#### Information supplied ####

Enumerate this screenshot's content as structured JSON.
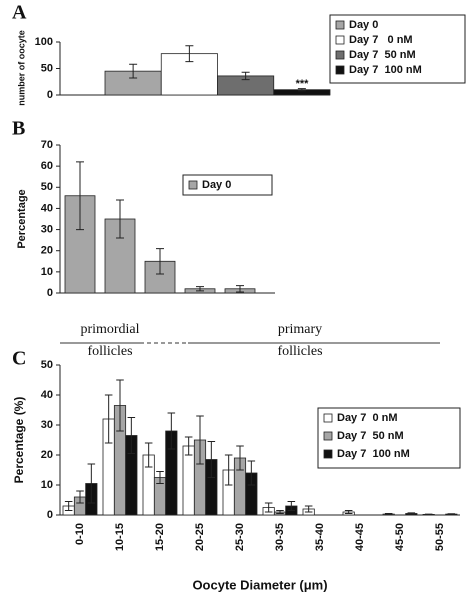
{
  "chart_data": [
    {
      "type": "bar",
      "panel": "A",
      "ylabel": "number of oocyte",
      "ylim": [
        0,
        100
      ],
      "yticks": [
        0,
        50,
        100
      ],
      "series": [
        {
          "name": "Day 0",
          "color": "#a6a6a6",
          "values": [
            45
          ],
          "errors": [
            13
          ]
        },
        {
          "name": "Day 7   0 nM",
          "color": "#ffffff",
          "values": [
            78
          ],
          "errors": [
            15
          ]
        },
        {
          "name": "Day 7  50 nM",
          "color": "#6e6e6e",
          "values": [
            36
          ],
          "errors": [
            7
          ]
        },
        {
          "name": "Day 7  100 nM",
          "color": "#111111",
          "values": [
            10
          ],
          "errors": [
            2
          ]
        }
      ],
      "annotations": [
        "***"
      ]
    },
    {
      "type": "bar",
      "panel": "B",
      "ylabel": "Percentage",
      "ylim": [
        0,
        70
      ],
      "yticks": [
        0,
        10,
        20,
        30,
        40,
        50,
        60,
        70
      ],
      "series": [
        {
          "name": "Day 0",
          "color": "#a6a6a6",
          "values": [
            46,
            35,
            15,
            2,
            2
          ],
          "errors": [
            16,
            9,
            6,
            1,
            1.5
          ]
        }
      ]
    },
    {
      "type": "bar",
      "panel": "C",
      "ylabel": "Percentage (%)",
      "xlabel": "Oocyte Diameter (μm)",
      "ylim": [
        0,
        50
      ],
      "yticks": [
        0,
        10,
        20,
        30,
        40,
        50
      ],
      "categories": [
        "0-10",
        "10-15",
        "15-20",
        "20-25",
        "25-30",
        "30-35",
        "35-40",
        "40-45",
        "45-50",
        "50-55"
      ],
      "series": [
        {
          "name": "Day 7  0 nM",
          "color": "#ffffff",
          "values": [
            3,
            32,
            20,
            23,
            15,
            2.5,
            2,
            1,
            0.3,
            0.2
          ],
          "errors": [
            1.5,
            8,
            4,
            3,
            5,
            1.5,
            1,
            0.5,
            0.2,
            0.1
          ]
        },
        {
          "name": "Day 7  50 nM",
          "color": "#a6a6a6",
          "values": [
            6,
            36.5,
            12.5,
            25,
            19,
            1,
            0,
            0,
            0,
            0
          ],
          "errors": [
            2,
            8.5,
            2,
            8,
            4,
            0.5,
            0,
            0,
            0,
            0
          ]
        },
        {
          "name": "Day 7  100 nM",
          "color": "#111111",
          "values": [
            10.5,
            26.5,
            28,
            18.5,
            14,
            3,
            0,
            0,
            0.5,
            0.3
          ],
          "errors": [
            6.5,
            6,
            6,
            6,
            4,
            1.5,
            0,
            0,
            0.2,
            0.1
          ]
        }
      ],
      "annotations": [
        "primordial",
        "follicles",
        "primary",
        "follicles"
      ]
    }
  ]
}
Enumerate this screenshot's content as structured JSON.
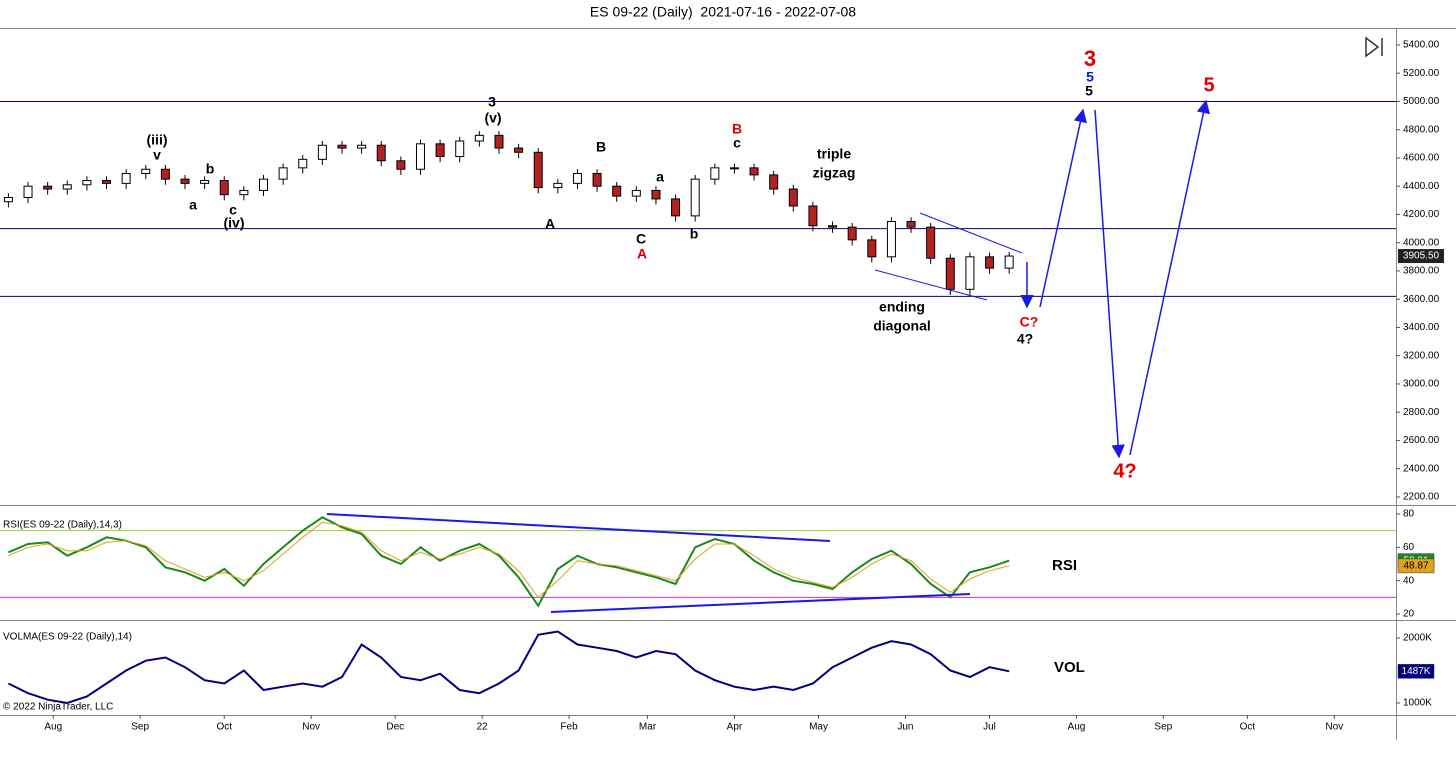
{
  "chart_data": [
    {
      "type": "candlestick",
      "title": "ES 09-22 (Daily)  2021-07-16 - 2022-07-08",
      "x": [
        "2021-07-16",
        "2021-07-23",
        "2021-07-30",
        "2021-08-06",
        "2021-08-13",
        "2021-08-20",
        "2021-08-27",
        "2021-09-03",
        "2021-09-10",
        "2021-09-17",
        "2021-09-24",
        "2021-10-01",
        "2021-10-08",
        "2021-10-15",
        "2021-10-22",
        "2021-10-29",
        "2021-11-05",
        "2021-11-12",
        "2021-11-19",
        "2021-11-26",
        "2021-12-03",
        "2021-12-10",
        "2021-12-17",
        "2021-12-24",
        "2021-12-31",
        "2022-01-07",
        "2022-01-14",
        "2022-01-21",
        "2022-01-28",
        "2022-02-04",
        "2022-02-11",
        "2022-02-18",
        "2022-02-25",
        "2022-03-04",
        "2022-03-11",
        "2022-03-18",
        "2022-03-25",
        "2022-04-01",
        "2022-04-08",
        "2022-04-15",
        "2022-04-22",
        "2022-04-29",
        "2022-05-06",
        "2022-05-13",
        "2022-05-20",
        "2022-05-27",
        "2022-06-03",
        "2022-06-10",
        "2022-06-17",
        "2022-06-24",
        "2022-07-01",
        "2022-07-08"
      ],
      "open": [
        4290,
        4320,
        4400,
        4380,
        4410,
        4440,
        4420,
        4490,
        4520,
        4450,
        4420,
        4440,
        4340,
        4370,
        4450,
        4530,
        4590,
        4690,
        4670,
        4690,
        4580,
        4520,
        4700,
        4610,
        4720,
        4760,
        4670,
        4640,
        4390,
        4420,
        4490,
        4400,
        4330,
        4370,
        4310,
        4190,
        4450,
        4530,
        4530,
        4480,
        4380,
        4260,
        4120,
        4110,
        4020,
        3900,
        4150,
        4110,
        3890,
        3670,
        3900,
        3820
      ],
      "high": [
        4350,
        4430,
        4430,
        4440,
        4470,
        4470,
        4520,
        4550,
        4550,
        4480,
        4470,
        4470,
        4400,
        4480,
        4560,
        4620,
        4720,
        4720,
        4720,
        4720,
        4610,
        4730,
        4730,
        4750,
        4790,
        4790,
        4700,
        4670,
        4450,
        4520,
        4520,
        4430,
        4400,
        4400,
        4340,
        4480,
        4560,
        4560,
        4560,
        4510,
        4410,
        4290,
        4150,
        4140,
        4050,
        4180,
        4180,
        4140,
        3920,
        3930,
        3930,
        3935
      ],
      "low": [
        4250,
        4280,
        4340,
        4340,
        4370,
        4380,
        4380,
        4450,
        4410,
        4380,
        4380,
        4300,
        4300,
        4330,
        4410,
        4490,
        4550,
        4630,
        4630,
        4540,
        4480,
        4480,
        4570,
        4570,
        4680,
        4630,
        4600,
        4350,
        4350,
        4380,
        4360,
        4290,
        4290,
        4270,
        4150,
        4150,
        4410,
        4490,
        4440,
        4340,
        4220,
        4080,
        4070,
        3980,
        3860,
        3860,
        4070,
        3850,
        3630,
        3630,
        3780,
        3780
      ],
      "close": [
        4320,
        4400,
        4380,
        4410,
        4440,
        4420,
        4490,
        4520,
        4450,
        4420,
        4440,
        4340,
        4370,
        4450,
        4530,
        4590,
        4690,
        4670,
        4690,
        4580,
        4520,
        4700,
        4610,
        4720,
        4760,
        4670,
        4640,
        4390,
        4420,
        4490,
        4400,
        4330,
        4370,
        4310,
        4190,
        4450,
        4530,
        4530,
        4480,
        4380,
        4260,
        4120,
        4110,
        4020,
        3900,
        4150,
        4110,
        3890,
        3670,
        3900,
        3820,
        3905.5
      ],
      "value_labels": [
        null,
        null,
        null,
        null,
        null,
        null,
        null,
        null,
        null,
        null,
        null,
        null,
        null,
        null,
        null,
        null,
        null,
        null,
        null,
        null,
        null,
        null,
        null,
        null,
        null,
        null,
        null,
        null,
        null,
        null,
        null,
        null,
        null,
        null,
        null,
        null,
        null,
        null,
        null,
        null,
        null,
        null,
        null,
        null,
        null,
        null,
        null,
        null,
        null,
        null,
        null,
        "3905.50"
      ],
      "up_color": "#ffffff",
      "down_color": "#b22222",
      "edge_color": "#000000",
      "xlim": [
        "2021-07-13",
        "2022-11-23"
      ],
      "xticks": [
        {
          "value": "2021-08-01",
          "label": "Aug"
        },
        {
          "value": "2021-09-01",
          "label": "Sep"
        },
        {
          "value": "2021-10-01",
          "label": "Oct"
        },
        {
          "value": "2021-11-01",
          "label": "Nov"
        },
        {
          "value": "2021-12-01",
          "label": "Dec"
        },
        {
          "value": "2022-01-01",
          "label": "22"
        },
        {
          "value": "2022-02-01",
          "label": "Feb"
        },
        {
          "value": "2022-03-01",
          "label": "Mar"
        },
        {
          "value": "2022-04-01",
          "label": "Apr"
        },
        {
          "value": "2022-05-01",
          "label": "May"
        },
        {
          "value": "2022-06-01",
          "label": "Jun"
        },
        {
          "value": "2022-07-01",
          "label": "Jul"
        },
        {
          "value": "2022-08-01",
          "label": "Aug"
        },
        {
          "value": "2022-09-01",
          "label": "Sep"
        },
        {
          "value": "2022-10-01",
          "label": "Oct"
        },
        {
          "value": "2022-11-01",
          "label": "Nov"
        }
      ],
      "ylim": [
        2143,
        5520
      ],
      "yticks": [
        {
          "value": 2200,
          "label": "2200.00"
        },
        {
          "value": 2400,
          "label": "2400.00"
        },
        {
          "value": 2600,
          "label": "2600.00"
        },
        {
          "value": 2800,
          "label": "2800.00"
        },
        {
          "value": 3000,
          "label": "3000.00"
        },
        {
          "value": 3200,
          "label": "3200.00"
        },
        {
          "value": 3400,
          "label": "3400.00"
        },
        {
          "value": 3600,
          "label": "3600.00"
        },
        {
          "value": 3800,
          "label": "3800.00"
        },
        {
          "value": 4000,
          "label": "4000.00"
        },
        {
          "value": 4200,
          "label": "4200.00"
        },
        {
          "value": 4400,
          "label": "4400.00"
        },
        {
          "value": 4600,
          "label": "4600.00"
        },
        {
          "value": 4800,
          "label": "4800.00"
        },
        {
          "value": 5000,
          "label": "5000.00"
        },
        {
          "value": 5200,
          "label": "5200.00"
        },
        {
          "value": 5400,
          "label": "5400.00"
        }
      ],
      "hlines": [
        5000,
        4100,
        3620
      ],
      "hline_color": "#000080",
      "annotations": [
        "(iii)",
        "v",
        "b",
        "a",
        "c",
        "(iv)",
        "3",
        "(v)",
        "A",
        "B",
        "a",
        "C",
        "A",
        "b",
        "B",
        "c",
        "triple",
        "zigzag",
        "ending",
        "diagonal",
        "C?",
        "4?",
        "3",
        "5",
        "5",
        "5",
        "4?"
      ],
      "copyright": "© 2022 NinjaTrader, LLC"
    },
    {
      "type": "line",
      "title": "RSI(ES 09-22 (Daily),14,3)",
      "label": "RSI",
      "series": [
        {
          "name": "RSI",
          "color": "#1a8a1a",
          "values": [
            57,
            62,
            63,
            55,
            60,
            66,
            64,
            60,
            48,
            45,
            40,
            47,
            37,
            50,
            60,
            70,
            78,
            72,
            68,
            55,
            50,
            60,
            52,
            58,
            62,
            55,
            42,
            25,
            47,
            55,
            50,
            48,
            45,
            42,
            38,
            60,
            65,
            62,
            52,
            45,
            40,
            38,
            35,
            45,
            53,
            58,
            50,
            38,
            30,
            45,
            48,
            52.01
          ]
        },
        {
          "name": "Avg",
          "color": "#e0a020",
          "values": [
            55,
            60,
            62,
            58,
            58,
            63,
            64,
            61,
            52,
            47,
            42,
            45,
            40,
            46,
            56,
            66,
            75,
            73,
            69,
            58,
            52,
            57,
            53,
            56,
            60,
            56,
            46,
            30,
            40,
            52,
            50,
            49,
            46,
            43,
            40,
            53,
            62,
            62,
            55,
            47,
            42,
            39,
            36,
            42,
            50,
            56,
            52,
            41,
            33,
            41,
            46,
            48.87
          ]
        }
      ],
      "ylim": [
        16.4,
        85.4
      ],
      "yticks": [
        20,
        40,
        60,
        80
      ],
      "hlines": [
        70,
        30
      ],
      "hline_colors": [
        "#9acd32",
        "#cc33cc"
      ]
    },
    {
      "type": "line",
      "title": "VOLMA(ES 09-22 (Daily),14)",
      "label": "VOL",
      "series": [
        {
          "name": "VOLMA",
          "color": "#000080",
          "values": [
            1300000,
            1150000,
            1050000,
            1000000,
            1100000,
            1300000,
            1500000,
            1650000,
            1700000,
            1550000,
            1350000,
            1300000,
            1500000,
            1200000,
            1250000,
            1300000,
            1250000,
            1400000,
            1900000,
            1700000,
            1400000,
            1350000,
            1450000,
            1200000,
            1150000,
            1300000,
            1500000,
            2050000,
            2100000,
            1900000,
            1850000,
            1800000,
            1700000,
            1800000,
            1750000,
            1500000,
            1350000,
            1250000,
            1200000,
            1250000,
            1200000,
            1300000,
            1550000,
            1700000,
            1850000,
            1950000,
            1900000,
            1750000,
            1500000,
            1400000,
            1550000,
            1487000
          ],
          "value_labels": [
            null,
            null,
            null,
            null,
            null,
            null,
            null,
            null,
            null,
            null,
            null,
            null,
            null,
            null,
            null,
            null,
            null,
            null,
            null,
            null,
            null,
            null,
            null,
            null,
            null,
            null,
            null,
            null,
            null,
            null,
            null,
            null,
            null,
            null,
            null,
            null,
            null,
            null,
            null,
            null,
            null,
            null,
            null,
            null,
            null,
            null,
            null,
            null,
            null,
            null,
            null,
            "1487K"
          ]
        }
      ],
      "ylim": [
        815000,
        2277000
      ],
      "yticks": [
        {
          "value": 1000000,
          "label": "1000K"
        },
        {
          "value": 2000000,
          "label": "2000K"
        }
      ]
    }
  ]
}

####

_Aim_
From the listing above, copy out each line where the word "title" appears.

_Full solution_
      "title": "ES 09-22 (Daily)  2021-07-16 - 2022-07-08",
      "title": "RSI(ES 09-22 (Daily),14,3)",
      "title": "VOLMA(ES 09-22 (Daily),14)",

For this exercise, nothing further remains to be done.